| EXERCISE BRIEF |
Return all entries word for word, but drop any images.
— START OF INFORMATION GIVEN —
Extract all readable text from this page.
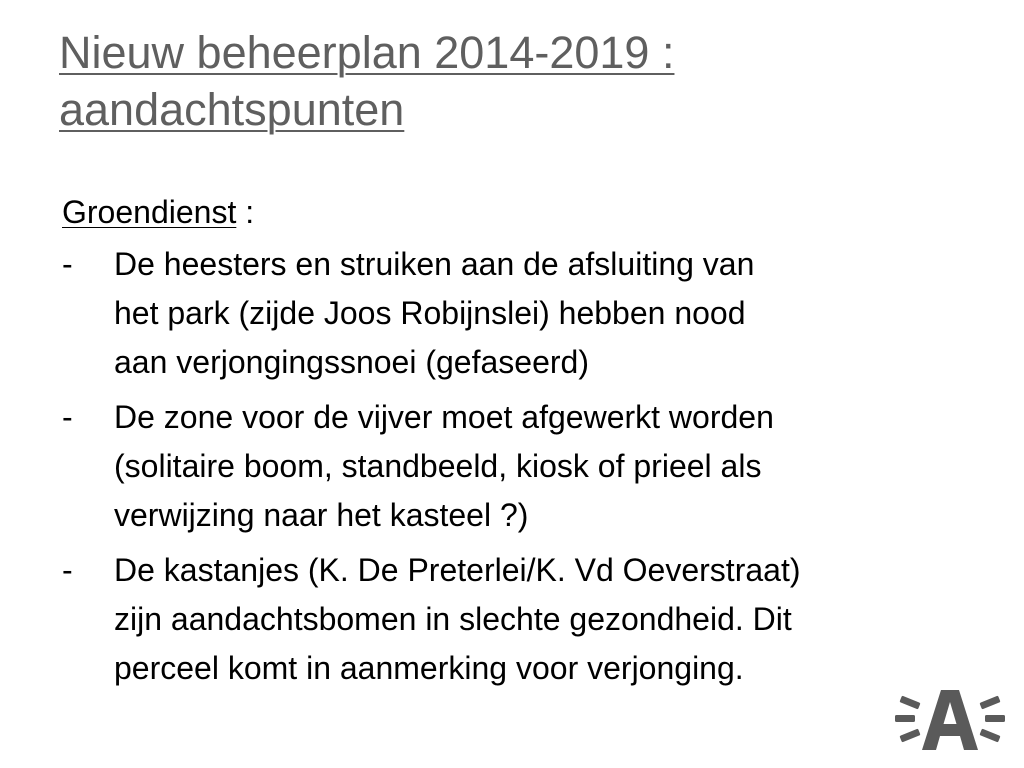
Nieuw beheerplan 2014-2019 :
aandachtspunten
Groendienst :
- De heesters en struiken aan de afsluiting van
het park (zijde Joos Robijnslei) hebben nood
aan verjongingssnoei (gefaseerd)
- De zone voor de vijver moet afgewerkt worden
(solitaire boom, standbeeld, kiosk of prieel als
verwijzing naar het kasteel ?)
- De kastanjes (K. De Preterlei/K. Vd Oeverstraat)
zijn aandachtsbomen in slechte gezondheid. Dit
perceel komt in aanmerking voor verjonging.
— END OF INFORMATION GIVEN —
| CORRECT OUTPUT |
Extract all readable text from this page.
Nieuw beheerplan 2014-2019 :
aandachtspunten
Groendienst :
- De heesters en struiken aan de afsluiting van
het park (zijde Joos Robijnslei) hebben nood
aan verjongingssnoei (gefaseerd)
- De zone voor de vijver moet afgewerkt worden
(solitaire boom, standbeeld, kiosk of prieel als
verwijzing naar het kasteel ?)
- De kastanjes (K. De Preterlei/K. Vd Oeverstraat)
zijn aandachtsbomen in slechte gezondheid. Dit
perceel komt in aanmerking voor verjonging.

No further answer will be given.